----- RECORDS -----

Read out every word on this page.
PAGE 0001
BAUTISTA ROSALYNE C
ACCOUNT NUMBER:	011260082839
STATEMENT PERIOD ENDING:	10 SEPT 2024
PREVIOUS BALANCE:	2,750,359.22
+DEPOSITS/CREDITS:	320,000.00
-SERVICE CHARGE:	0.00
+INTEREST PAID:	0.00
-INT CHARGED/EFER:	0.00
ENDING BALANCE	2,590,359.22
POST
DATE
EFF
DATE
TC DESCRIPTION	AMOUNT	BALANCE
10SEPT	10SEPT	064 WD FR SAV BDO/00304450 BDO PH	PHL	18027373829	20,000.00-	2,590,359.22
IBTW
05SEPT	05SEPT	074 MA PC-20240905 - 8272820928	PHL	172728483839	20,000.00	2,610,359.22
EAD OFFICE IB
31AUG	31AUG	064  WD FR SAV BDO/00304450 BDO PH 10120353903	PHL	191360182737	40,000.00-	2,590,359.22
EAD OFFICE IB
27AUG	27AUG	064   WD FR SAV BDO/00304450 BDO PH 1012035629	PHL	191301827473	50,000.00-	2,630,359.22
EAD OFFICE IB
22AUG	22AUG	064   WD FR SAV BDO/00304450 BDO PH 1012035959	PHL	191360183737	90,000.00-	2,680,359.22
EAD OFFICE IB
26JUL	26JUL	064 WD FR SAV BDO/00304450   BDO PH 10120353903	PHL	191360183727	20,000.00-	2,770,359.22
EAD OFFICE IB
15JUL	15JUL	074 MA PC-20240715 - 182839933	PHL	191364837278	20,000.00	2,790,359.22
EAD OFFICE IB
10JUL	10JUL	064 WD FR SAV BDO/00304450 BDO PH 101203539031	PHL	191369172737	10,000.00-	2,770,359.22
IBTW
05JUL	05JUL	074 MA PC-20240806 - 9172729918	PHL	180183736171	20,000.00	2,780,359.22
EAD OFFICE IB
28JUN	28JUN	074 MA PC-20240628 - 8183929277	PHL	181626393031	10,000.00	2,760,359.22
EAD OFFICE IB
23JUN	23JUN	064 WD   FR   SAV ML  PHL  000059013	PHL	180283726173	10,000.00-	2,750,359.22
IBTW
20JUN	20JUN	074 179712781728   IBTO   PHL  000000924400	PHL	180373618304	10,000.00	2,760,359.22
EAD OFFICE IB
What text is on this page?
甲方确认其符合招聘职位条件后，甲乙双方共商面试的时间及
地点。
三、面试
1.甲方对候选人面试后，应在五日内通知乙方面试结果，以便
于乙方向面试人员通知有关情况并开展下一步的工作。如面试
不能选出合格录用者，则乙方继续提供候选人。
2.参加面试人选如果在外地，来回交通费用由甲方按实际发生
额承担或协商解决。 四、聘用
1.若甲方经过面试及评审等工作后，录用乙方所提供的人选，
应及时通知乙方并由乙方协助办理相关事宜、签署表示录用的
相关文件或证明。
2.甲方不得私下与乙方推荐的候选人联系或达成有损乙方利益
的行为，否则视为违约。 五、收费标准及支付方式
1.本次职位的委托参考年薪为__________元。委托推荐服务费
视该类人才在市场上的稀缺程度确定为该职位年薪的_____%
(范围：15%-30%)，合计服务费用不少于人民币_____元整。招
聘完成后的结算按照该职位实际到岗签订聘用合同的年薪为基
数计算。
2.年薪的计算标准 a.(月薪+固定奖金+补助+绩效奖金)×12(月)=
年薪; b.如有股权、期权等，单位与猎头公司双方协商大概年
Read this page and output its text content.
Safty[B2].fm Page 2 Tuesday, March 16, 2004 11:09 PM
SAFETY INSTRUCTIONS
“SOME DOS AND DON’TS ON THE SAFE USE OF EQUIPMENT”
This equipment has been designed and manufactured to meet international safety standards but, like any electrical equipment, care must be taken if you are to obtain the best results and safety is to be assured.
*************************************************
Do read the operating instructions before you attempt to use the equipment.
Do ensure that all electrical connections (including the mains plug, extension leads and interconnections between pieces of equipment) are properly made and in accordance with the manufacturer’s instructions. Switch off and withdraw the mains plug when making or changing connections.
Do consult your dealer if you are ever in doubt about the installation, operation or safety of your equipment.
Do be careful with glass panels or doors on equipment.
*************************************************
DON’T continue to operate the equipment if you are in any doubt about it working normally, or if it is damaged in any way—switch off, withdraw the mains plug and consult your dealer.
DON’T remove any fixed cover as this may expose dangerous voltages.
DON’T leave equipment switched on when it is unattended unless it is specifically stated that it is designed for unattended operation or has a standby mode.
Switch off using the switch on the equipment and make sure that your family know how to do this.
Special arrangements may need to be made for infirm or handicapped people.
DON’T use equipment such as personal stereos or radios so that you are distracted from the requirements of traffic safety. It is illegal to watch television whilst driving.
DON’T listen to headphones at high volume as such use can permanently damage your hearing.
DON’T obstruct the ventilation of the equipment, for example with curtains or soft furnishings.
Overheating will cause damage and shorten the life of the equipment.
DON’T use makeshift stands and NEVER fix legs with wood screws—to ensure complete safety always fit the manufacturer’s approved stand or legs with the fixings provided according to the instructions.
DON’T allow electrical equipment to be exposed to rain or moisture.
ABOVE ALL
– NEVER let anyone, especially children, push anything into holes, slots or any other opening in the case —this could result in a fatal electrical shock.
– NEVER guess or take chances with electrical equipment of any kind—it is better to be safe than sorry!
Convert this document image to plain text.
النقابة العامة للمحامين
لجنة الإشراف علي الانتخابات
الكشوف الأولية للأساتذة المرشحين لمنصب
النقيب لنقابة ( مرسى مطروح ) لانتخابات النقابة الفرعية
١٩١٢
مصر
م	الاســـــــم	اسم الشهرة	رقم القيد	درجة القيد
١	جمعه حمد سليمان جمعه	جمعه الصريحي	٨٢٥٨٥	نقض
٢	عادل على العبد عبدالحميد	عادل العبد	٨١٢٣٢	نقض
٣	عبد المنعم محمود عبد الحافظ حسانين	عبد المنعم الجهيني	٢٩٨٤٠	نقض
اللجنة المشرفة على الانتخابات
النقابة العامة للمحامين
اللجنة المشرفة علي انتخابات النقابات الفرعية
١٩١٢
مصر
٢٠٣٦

-----

> AIM
Gather each line of the listing containing the word "BALANCE" and show it.

> RESULT OF THIS EXERCISE
PREVIOUS BALANCE:	2,750,359.22
ENDING BALANCE	2,590,359.22
TC DESCRIPTION	AMOUNT	BALANCE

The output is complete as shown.